▶ **Uso delle informazioni**:
1. Elenca i destinatari a cui si rivolge la petizione descritta nell'articolo sugli aborti selettivi.
2. Secondo l'articolo sugli aborti selettivi, quale percentuale dei feti con sindrome di Down viene abortita nei paesi dove i test genetici sono diffusi?
3. Prosegui l'articolo sugli aborti selettivi a partire dall'ultima frase riportata.

▶ **Testo da leggere**:
------------------------------------------------
Welfare & Lavoro

#stopdiscriminatingdown, una petizione contro gli aborti selettivi

Una petizione chiede all'Onu di regolare i test genetici che identificano se il feto ha la sindrome di Down, utilizzandoli per migliorare il benessere del nascituro e non per abortirlo, come avviene invece nel 90 per cento dei casi

di Gabriella Meroni

Chi sarebbe d'accordo con l'aborto che riguarda i feti femmina, a cui in molti paesi è impedito di nascere soltanto perché "del sesso sbagliato"? L'aborto selettivo trova la maggior parte delle persone in forte disaccordo. Eppure, le cose cambiano quando il feto ha la sindrome di Down: in molti paesi dove sono diffusi i test genetici, il 90 per cento di questi feti viene abortito. Ora una petizione, lanciata dall'associazione Lejeune Usa e dal movimento Downpride, prova a ribaltare le cose opponendosi agli aborti selettivi e chiedendo al Segretario Generale delle Nazioni Unite, Ban Ki-moon, al Suo Alto Commissariato alle Nazioni Unite per i Diritti Umani e ad altre autorità internazionali di intervenire affinché lo screening genetico prenatale sia utilizzato per migliorare la cura e la salute delle persone, e non per discriminarle in base alle loro predisposizioni genetiche.
------------------------------------------------
[Dati di analisi dell'impaginazione]
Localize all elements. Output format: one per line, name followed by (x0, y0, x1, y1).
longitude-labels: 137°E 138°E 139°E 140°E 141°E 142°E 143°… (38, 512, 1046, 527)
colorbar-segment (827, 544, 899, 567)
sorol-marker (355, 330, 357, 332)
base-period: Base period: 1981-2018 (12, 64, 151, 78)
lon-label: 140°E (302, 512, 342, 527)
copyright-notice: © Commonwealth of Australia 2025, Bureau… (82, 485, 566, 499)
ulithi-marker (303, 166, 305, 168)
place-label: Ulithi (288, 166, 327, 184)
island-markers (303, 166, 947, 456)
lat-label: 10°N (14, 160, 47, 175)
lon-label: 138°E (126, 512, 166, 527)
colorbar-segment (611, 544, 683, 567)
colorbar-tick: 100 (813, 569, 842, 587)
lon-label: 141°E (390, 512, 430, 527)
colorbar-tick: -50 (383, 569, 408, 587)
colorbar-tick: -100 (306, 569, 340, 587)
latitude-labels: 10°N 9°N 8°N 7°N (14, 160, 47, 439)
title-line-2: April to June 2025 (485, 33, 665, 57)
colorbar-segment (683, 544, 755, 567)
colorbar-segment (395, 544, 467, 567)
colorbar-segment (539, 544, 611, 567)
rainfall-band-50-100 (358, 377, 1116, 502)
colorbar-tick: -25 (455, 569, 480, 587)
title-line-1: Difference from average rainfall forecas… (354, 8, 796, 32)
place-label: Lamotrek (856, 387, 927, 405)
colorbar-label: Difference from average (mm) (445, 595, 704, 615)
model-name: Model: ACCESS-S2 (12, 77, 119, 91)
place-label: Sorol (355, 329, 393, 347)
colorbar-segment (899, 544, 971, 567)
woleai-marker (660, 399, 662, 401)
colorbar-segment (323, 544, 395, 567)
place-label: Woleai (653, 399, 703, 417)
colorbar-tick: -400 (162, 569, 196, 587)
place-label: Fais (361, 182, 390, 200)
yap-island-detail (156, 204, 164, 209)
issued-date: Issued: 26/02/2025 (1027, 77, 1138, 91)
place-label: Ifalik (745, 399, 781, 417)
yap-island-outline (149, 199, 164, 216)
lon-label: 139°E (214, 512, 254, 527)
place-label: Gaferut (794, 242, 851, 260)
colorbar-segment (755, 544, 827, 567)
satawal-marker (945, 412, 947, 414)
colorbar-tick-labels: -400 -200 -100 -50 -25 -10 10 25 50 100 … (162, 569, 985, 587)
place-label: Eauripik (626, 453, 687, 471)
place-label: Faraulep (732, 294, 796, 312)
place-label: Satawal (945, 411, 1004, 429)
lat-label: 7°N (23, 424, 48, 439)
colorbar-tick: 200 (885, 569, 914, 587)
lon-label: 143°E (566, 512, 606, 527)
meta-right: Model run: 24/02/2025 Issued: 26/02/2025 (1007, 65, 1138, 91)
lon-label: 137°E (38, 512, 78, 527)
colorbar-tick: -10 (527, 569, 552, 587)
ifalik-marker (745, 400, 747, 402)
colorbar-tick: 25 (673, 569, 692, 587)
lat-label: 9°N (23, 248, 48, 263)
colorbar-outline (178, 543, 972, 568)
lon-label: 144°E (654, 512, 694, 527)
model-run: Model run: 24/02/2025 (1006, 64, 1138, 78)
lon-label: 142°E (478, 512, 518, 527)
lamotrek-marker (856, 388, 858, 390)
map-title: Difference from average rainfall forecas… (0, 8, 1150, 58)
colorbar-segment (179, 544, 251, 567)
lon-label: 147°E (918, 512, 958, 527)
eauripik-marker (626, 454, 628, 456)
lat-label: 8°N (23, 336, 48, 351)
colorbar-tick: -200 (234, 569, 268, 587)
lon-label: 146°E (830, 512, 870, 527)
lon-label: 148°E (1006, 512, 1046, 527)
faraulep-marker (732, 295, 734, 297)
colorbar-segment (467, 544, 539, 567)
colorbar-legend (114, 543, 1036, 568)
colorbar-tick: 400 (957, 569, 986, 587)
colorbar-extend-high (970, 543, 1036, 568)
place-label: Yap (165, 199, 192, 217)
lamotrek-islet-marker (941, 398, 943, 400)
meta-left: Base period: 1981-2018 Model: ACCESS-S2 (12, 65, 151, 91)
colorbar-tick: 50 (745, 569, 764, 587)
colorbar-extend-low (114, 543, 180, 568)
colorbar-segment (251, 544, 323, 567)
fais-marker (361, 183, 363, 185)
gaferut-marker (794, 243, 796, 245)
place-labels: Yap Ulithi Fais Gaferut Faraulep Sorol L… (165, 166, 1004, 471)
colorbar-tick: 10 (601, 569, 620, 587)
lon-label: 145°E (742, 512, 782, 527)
------------------------------------------------
▶ **Risposte alle consegne**:
1.
- Il Segretario Generale delle Nazioni Unite, Ban Ki-moon
- Il Suo Alto Commissariato alle Nazioni Unite per i Diritti Umani
- Altre autorità internazionali

2. Il 90 per cento.

3.
"Oggi, i bambini nati con sindrome di Down possono aspettarsi una vita lunga e di buona qualità", si legge nel testo della petizione, chde ha raccolto finora quasi 35mila firme. "La ricerca mostra che le persone con trisomia 21 e le loro famiglie hanno una migliore visione della vita rispetto ad altri". Secondo i promotori, la selezione dei feti su base genetica "è un crimine sociale e morale nei confronti dei disabili – che hanno grandi potenzialità – e le loro famiglie" e i programmi che identificano la sindrome di Down nel feto "sabotano i progressi compiuti nel corso degli ultimi 40 anni per promuovere una società d’uguaglianza e inclusiva". E concludono "In un mondo umano, le persone con la sindrome di trisomia 21 sarebbero accolte".